• [TESTO DA LEGGERE]:
══════════════════════════════

ENERGIA
Metanord: metano, il gas che dà il suo contributo alla mobilità pulita e alle “auto verdi”
Nadia Stornetta, Metanord: “Il mio auspicio è che si riesca a convincere qualche privato o qualche ditta a esaminare queste nuove possibilità di mobilità che, progressivamente, potranno effettivamente dare un contributo alla qualità dell’aria in Ticino"

di Nadia Stornetta, Metanord

CAMORINO – Lo scorso mese di giugno è apparso su un portale d’informazione ticinese un interessante sondaggio, dal quale si rilevava un crescente interesse della popolazione ticinese per le auto ecologiche. Un segnale importante, in un Cantone dove la mobilità interna, frontaliera e di transito sta raggiungendo livelli preoccupanti. Anche il Governo se ne sta occupando in maniera più determinata e forte rispetto al passato. Lo fa informando e assegnando degli incentivi.

Gli sforzi dell’ente pubblico sono da apprezzare, fosse solo per l’effetto di spingere un pochino potenziali interessati all’acquisto di auto ecologiche. Evidentemente il discorso può valere anche per le auto aziendali e per i mezzi pesanti. Chi sceglie un’autovettura a impatto zero o a basso impatto ambientale potrà ricevere fino a 10'000 franchi di incentivo. 16 milioni di franchi in totale, spalmati sul quadriennio 2014-2018. Legato a questa misura, un ulteriore credito di 1,4 milioni, a favore della rete di ricarica per le auto elettriche e per le nuove stazioni di rifornimento di gas metano. 

Certo il percorso da compiere non è facile. In gioco ci sono la disponibilità a spendere qualcosina in più per l’acquisto di auto ecologiche e l’aumento dei punti di rifornimento. 

Degno di nota il fatto che il neocostituito “Pool del gas naturale Ticino” ha ora a disposizione un promotore, parzialmente stipendiato dall’associazione Gasmobil  Svizzera, nella persona del signor Francesco Falconi. A facilitarlo nel suo compito di attività sul territorio cantonale, un nuovo dato di fatto: molte case automobilistiche, e tra di esse marche prestigiose, stanno lanciando sul mercato, con produzione di serie, nuovi modelli di auto elettriche, ibride e a gas naturale. 

Il “Corriere del Ticino” del 15 aprile scorso riferisce che la trentesima edizione della Ecomobilista ATA (Associazione traffico e ambiente) ha presentato una sorpresa. Dopo quasi 10 anni di egemonia dell’auto ibrida, tre veicoli a gas metano della stessa categoria (VW eco up!, Seat Mii e Skoda Citigo) condividono quest’anno la prima posizione. La combustione del metano genera molto meno CO2 rispetto ai motori a benzina e diesel, anche poiché in Svizzera viene miscelato con biogas nella misura del 20%. Se si considera che dal 2004 in testa alla classifica delle auto con minor impatto ambientale vi era sempre un’auto a propulsione ibrida o ibrida-elettrica, occorre riconoscere l’enorme salto di qualità delle auto a gas metano/biogas. 

Diversi quindi  i passi avanti e non di poco conto. Il mio auspicio è che si riesca a convincere qualche privato o qualche ditta (Metanord dispone di 5 auto di servizio a gas metano) a esaminare queste nuove possibilità di mobilità che, progressivamente, potranno effettivamente dare un contributo alla qualità dell’aria in Ticino.

══════════════════════════════

• [DATI FORNITI]:
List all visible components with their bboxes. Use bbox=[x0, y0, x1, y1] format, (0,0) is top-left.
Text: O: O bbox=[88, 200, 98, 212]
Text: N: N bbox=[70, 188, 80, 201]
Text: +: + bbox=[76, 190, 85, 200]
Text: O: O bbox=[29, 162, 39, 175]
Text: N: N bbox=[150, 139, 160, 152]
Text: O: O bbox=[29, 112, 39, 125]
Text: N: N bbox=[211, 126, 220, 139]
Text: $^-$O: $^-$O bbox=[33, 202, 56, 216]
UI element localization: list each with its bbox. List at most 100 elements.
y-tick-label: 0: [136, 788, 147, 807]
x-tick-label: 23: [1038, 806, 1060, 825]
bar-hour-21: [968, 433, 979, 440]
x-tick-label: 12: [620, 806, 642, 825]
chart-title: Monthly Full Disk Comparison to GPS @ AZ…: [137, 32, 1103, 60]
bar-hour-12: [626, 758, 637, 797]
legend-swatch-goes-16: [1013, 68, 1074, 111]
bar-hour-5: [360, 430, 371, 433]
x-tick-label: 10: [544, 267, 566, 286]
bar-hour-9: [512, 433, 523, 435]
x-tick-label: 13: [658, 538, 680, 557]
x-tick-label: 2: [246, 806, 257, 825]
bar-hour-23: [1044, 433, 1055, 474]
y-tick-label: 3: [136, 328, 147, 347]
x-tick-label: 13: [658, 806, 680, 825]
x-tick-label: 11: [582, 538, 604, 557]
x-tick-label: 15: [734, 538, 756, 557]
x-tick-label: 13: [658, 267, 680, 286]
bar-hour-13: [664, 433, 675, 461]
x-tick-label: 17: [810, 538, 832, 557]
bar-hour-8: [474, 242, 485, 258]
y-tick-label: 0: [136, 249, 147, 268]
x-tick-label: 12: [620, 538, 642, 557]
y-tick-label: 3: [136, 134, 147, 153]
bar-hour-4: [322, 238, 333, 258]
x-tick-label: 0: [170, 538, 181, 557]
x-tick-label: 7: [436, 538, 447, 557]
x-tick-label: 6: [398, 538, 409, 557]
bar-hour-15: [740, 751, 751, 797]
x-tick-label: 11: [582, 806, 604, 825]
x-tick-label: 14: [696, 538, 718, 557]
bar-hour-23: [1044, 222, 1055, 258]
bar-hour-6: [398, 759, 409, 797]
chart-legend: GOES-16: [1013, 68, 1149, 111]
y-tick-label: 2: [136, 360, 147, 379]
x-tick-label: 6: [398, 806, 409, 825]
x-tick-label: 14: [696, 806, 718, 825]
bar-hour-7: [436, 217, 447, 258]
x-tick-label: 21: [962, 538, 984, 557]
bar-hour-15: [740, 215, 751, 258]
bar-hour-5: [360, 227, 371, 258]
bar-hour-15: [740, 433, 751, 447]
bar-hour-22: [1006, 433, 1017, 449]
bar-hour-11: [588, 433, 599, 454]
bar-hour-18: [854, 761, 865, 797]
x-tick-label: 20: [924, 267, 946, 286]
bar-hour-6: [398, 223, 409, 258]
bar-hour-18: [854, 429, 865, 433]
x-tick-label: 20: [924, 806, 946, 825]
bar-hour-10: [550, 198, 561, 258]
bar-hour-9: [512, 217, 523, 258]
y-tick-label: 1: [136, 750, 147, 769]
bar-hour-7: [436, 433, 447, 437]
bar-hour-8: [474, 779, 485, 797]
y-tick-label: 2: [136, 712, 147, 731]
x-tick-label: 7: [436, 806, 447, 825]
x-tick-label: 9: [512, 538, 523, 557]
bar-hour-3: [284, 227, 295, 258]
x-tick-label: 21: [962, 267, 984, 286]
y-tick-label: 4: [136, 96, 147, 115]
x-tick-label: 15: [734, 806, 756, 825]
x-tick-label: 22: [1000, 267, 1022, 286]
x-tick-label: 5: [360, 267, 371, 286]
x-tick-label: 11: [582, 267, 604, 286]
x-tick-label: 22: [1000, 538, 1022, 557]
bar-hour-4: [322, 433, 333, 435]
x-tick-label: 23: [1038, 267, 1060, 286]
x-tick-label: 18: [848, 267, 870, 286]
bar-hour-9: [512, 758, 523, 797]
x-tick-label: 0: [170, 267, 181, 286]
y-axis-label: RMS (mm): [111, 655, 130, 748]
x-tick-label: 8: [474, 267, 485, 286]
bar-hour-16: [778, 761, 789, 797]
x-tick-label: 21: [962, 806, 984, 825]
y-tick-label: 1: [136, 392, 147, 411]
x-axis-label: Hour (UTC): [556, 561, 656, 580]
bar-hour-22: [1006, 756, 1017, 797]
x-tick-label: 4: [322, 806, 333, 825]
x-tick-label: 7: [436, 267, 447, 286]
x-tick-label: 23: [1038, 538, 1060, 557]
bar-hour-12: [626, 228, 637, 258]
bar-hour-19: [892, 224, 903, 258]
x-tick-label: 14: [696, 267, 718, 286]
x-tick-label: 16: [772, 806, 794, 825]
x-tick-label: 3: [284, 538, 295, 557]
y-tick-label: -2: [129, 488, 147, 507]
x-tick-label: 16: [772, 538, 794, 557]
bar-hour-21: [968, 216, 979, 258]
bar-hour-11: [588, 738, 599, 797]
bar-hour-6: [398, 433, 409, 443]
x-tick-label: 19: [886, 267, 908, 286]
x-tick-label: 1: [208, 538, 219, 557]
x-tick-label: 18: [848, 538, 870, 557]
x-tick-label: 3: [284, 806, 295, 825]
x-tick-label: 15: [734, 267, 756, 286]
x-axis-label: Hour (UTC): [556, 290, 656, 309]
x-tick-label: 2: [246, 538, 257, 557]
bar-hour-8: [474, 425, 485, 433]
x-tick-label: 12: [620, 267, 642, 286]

══════════════════════════════

• [CONSEGNA]:
Trascrivi il passo dell'articolo sul metano da "Certo il percorso" a "a gas naturale.", sostituendo "promotore" con "coordinatore". Le voci riportate sopra sono materiale a sé, distinto dall'articolo.

• [ESERCIZIO SVOLTO]:
Certo il percorso da compiere non è facile. In gioco ci sono la disponibilità a spendere qualcosina in più per l’acquisto di auto ecologiche e l’aumento dei punti di rifornimento. 

Degno di nota il fatto che il neocostituito “Pool del gas naturale Ticino” ha ora a disposizione un coordinatore, parzialmente stipendiato dall’associazione Gasmobil  Svizzera, nella persona del signor Francesco Falconi. A facilitarlo nel suo compito di attività sul territorio cantonale, un nuovo dato di fatto: molte case automobilistiche, e tra di esse marche prestigiose, stanno lanciando sul mercato, con produzione di serie, nuovi modelli di auto elettriche, ibride e a gas naturale.